Task instructions - Retype, unchanged, the part of the material that opens with the line containing "Patent image size: (520, 867)." and closes with the line containing "The orifice 70 is at (163, 497).".

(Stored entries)
------------------------------------
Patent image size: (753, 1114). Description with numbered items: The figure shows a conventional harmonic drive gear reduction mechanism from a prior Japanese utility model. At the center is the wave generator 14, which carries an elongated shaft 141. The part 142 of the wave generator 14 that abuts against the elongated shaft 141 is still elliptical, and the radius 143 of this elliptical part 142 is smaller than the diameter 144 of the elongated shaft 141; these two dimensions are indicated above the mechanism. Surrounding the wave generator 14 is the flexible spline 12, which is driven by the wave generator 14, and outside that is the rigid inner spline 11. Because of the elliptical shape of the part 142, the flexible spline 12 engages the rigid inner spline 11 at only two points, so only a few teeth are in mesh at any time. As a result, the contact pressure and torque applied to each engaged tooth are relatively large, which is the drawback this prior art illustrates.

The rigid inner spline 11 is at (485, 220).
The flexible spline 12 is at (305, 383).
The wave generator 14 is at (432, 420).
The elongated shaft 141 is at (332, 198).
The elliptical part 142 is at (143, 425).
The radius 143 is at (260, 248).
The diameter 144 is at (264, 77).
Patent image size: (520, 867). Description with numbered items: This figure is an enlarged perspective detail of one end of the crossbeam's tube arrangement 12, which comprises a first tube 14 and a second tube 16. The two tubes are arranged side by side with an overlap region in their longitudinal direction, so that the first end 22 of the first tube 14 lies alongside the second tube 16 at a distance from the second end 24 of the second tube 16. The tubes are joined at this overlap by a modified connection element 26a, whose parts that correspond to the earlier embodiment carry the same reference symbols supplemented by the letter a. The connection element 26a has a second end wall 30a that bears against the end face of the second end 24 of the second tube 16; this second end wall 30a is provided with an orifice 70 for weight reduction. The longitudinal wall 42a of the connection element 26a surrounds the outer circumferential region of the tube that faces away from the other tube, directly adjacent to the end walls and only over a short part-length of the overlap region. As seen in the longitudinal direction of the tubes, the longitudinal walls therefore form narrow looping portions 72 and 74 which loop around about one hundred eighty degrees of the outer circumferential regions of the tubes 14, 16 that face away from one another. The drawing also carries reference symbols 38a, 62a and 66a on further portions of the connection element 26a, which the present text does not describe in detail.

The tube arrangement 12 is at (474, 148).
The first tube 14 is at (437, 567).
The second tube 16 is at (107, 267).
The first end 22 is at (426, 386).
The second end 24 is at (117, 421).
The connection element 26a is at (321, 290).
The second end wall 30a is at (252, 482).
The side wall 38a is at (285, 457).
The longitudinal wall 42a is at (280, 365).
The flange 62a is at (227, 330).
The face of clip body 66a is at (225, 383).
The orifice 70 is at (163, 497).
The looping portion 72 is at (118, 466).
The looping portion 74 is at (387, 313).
------------------------------------
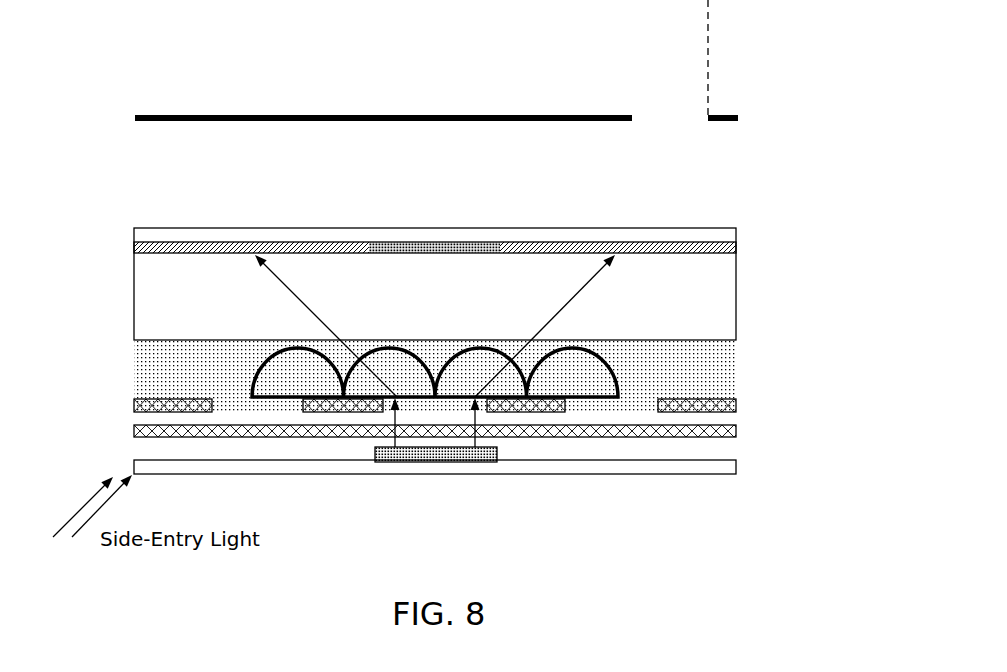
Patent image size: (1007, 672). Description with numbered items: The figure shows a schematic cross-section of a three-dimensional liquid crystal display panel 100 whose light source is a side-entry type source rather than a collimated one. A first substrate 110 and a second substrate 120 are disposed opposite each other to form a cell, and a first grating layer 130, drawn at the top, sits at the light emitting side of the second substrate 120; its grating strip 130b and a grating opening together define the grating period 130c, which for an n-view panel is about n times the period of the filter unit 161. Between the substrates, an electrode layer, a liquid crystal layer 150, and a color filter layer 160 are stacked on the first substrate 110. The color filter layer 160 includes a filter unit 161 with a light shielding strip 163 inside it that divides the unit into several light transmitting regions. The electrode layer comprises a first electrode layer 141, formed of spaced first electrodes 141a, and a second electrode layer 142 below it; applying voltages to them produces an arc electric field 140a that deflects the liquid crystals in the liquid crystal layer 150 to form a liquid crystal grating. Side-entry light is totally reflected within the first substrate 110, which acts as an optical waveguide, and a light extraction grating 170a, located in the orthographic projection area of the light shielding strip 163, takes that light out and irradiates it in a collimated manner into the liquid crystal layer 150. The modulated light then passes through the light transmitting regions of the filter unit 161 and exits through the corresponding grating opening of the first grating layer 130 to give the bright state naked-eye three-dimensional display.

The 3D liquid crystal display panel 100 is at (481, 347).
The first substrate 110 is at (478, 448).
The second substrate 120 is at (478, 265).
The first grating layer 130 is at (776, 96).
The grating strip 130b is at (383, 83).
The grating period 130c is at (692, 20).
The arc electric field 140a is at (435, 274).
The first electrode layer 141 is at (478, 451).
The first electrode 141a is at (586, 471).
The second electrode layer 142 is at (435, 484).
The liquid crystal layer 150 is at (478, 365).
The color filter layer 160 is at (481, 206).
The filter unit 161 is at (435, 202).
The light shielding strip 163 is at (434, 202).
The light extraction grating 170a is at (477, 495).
------------------------------------
Response to this exercise -
Patent image size: (520, 867). Description with numbered items: This figure is an enlarged perspective detail of one end of the crossbeam's tube arrangement 12, which comprises a first tube 14 and a second tube 16. The two tubes are arranged side by side with an overlap region in their longitudinal direction, so that the first end 22 of the first tube 14 lies alongside the second tube 16 at a distance from the second end 24 of the second tube 16. The tubes are joined at this overlap by a modified connection element 26a, whose parts that correspond to the earlier embodiment carry the same reference symbols supplemented by the letter a. The connection element 26a has a second end wall 30a that bears against the end face of the second end 24 of the second tube 16; this second end wall 30a is provided with an orifice 70 for weight reduction. The longitudinal wall 42a of the connection element 26a surrounds the outer circumferential region of the tube that faces away from the other tube, directly adjacent to the end walls and only over a short part-length of the overlap region. As seen in the longitudinal direction of the tubes, the longitudinal walls therefore form narrow looping portions 72 and 74 which loop around about one hundred eighty degrees of the outer circumferential regions of the tubes 14, 16 that face away from one another. The drawing also carries reference symbols 38a, 62a and 66a on further portions of the connection element 26a, which the present text does not describe in detail.

The tube arrangement 12 is at (474, 148).
The first tube 14 is at (437, 567).
The second tube 16 is at (107, 267).
The first end 22 is at (426, 386).
The second end 24 is at (117, 421).
The connection element 26a is at (321, 290).
The second end wall 30a is at (252, 482).
The side wall 38a is at (285, 457).
The longitudinal wall 42a is at (280, 365).
The flange 62a is at (227, 330).
The face of clip body 66a is at (225, 383).
The orifice 70 is at (163, 497).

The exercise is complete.